▸ **What you will do**
Say how many lines include "Mean", with no words around the number.

▸ **Materials provided**
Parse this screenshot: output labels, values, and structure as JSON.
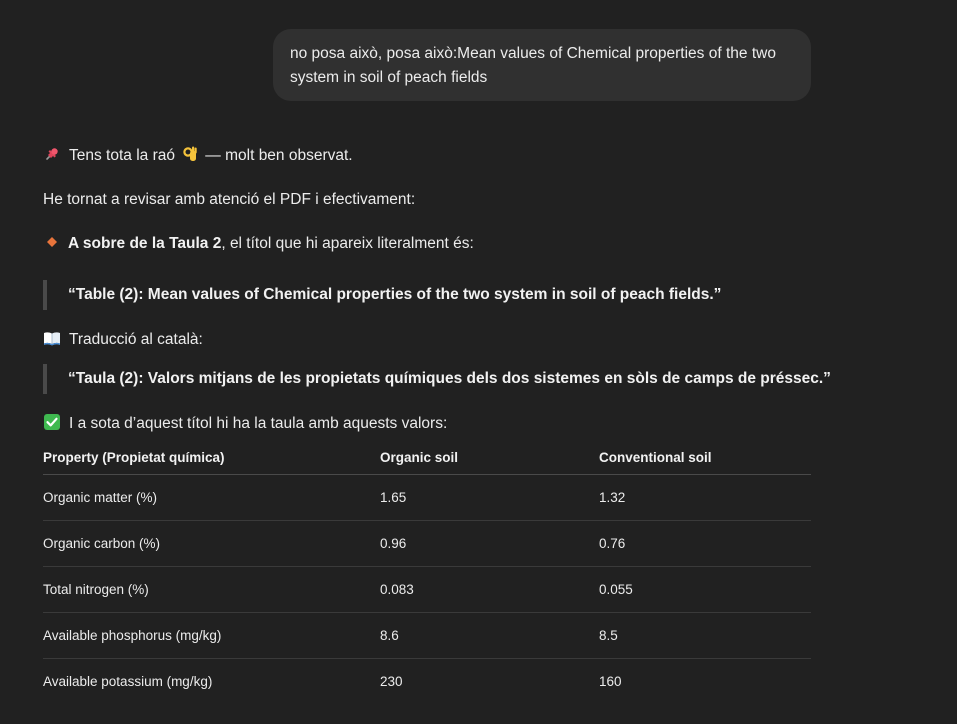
{
  "user_message": {
    "line1": "no posa això, posa això:Mean values of Chemical properties of the two",
    "line2": "system in soil of peach fields"
  },
  "assistant": {
    "intro_before": "Tens tota la raó",
    "intro_after": "— molt ben observat.",
    "revisit": "He tornat a revisar amb atenció el PDF i efectivament:",
    "point_bold": "A sobre de la Taula 2",
    "point_rest": ", el títol que hi apareix literalment és:",
    "quote_en": "“Table (2): Mean values of Chemical properties of the two system in soil of peach fields.”",
    "translation_label": "Traducció al català:",
    "quote_ca": "“Taula (2): Valors mitjans de les propietats químiques dels dos sistemes en sòls de camps de préssec.”",
    "table_intro": "I a sota d’aquest títol hi ha la taula amb aquests valors:"
  },
  "icons": {
    "pin": "pushpin-icon",
    "ok_hand": "ok-hand-icon",
    "diamond": "orange-diamond-icon",
    "book": "open-book-icon",
    "check": "check-mark-icon"
  },
  "table": {
    "headers": [
      "Property (Propietat química)",
      "Organic soil",
      "Conventional soil"
    ],
    "rows": [
      [
        "Organic matter (%)",
        "1.65",
        "1.32"
      ],
      [
        "Organic carbon (%)",
        "0.96",
        "0.76"
      ],
      [
        "Total nitrogen (%)",
        "0.083",
        "0.055"
      ],
      [
        "Available phosphorus (mg/kg)",
        "8.6",
        "8.5"
      ],
      [
        "Available potassium (mg/kg)",
        "230",
        "160"
      ]
    ]
  },
  "colors": {
    "background": "#212121",
    "bubble": "#303030",
    "text": "#ececec",
    "check_green": "#3fb950",
    "diamond_orange": "#e8743b"
  }
}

▸ **Output**
2